TASK PROMPT
Sort through the data and copy the lines holding the word "name".

----

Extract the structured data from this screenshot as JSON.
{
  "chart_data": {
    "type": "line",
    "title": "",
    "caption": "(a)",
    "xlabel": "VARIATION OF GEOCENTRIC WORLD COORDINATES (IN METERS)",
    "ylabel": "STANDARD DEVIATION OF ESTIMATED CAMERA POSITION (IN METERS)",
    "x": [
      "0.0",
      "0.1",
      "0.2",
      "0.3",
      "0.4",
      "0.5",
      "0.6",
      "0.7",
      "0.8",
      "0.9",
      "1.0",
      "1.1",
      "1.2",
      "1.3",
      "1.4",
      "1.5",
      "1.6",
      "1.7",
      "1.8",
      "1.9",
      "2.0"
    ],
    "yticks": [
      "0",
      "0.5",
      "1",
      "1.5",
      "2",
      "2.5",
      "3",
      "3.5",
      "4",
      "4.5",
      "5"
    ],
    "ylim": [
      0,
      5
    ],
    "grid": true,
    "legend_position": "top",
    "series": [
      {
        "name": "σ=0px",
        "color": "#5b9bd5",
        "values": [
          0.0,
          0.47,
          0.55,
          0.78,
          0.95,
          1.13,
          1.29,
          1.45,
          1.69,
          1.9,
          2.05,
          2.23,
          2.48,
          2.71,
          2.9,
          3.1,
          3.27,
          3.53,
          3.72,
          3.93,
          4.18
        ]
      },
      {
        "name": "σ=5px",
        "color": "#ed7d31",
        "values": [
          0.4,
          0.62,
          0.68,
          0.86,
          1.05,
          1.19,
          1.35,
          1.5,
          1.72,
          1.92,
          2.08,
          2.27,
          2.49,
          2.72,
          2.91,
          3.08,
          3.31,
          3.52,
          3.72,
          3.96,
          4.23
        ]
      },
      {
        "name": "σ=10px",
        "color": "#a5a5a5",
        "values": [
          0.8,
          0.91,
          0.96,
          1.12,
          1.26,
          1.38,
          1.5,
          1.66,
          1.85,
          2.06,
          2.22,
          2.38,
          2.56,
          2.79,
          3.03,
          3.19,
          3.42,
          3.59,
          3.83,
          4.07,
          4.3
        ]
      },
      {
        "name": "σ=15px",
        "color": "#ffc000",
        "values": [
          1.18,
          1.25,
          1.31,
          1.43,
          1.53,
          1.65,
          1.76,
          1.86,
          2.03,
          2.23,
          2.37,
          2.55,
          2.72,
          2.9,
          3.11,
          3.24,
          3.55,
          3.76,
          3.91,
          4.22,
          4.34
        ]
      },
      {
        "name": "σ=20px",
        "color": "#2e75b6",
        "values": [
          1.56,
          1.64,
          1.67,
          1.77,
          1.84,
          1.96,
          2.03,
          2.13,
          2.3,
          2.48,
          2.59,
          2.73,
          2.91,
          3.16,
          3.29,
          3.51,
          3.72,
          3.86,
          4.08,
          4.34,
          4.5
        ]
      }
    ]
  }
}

----

THE OUTPUT
        "name": "σ=0px",
        "name": "σ=5px",
        "name": "σ=10px",
        "name": "σ=15px",
        "name": "σ=20px",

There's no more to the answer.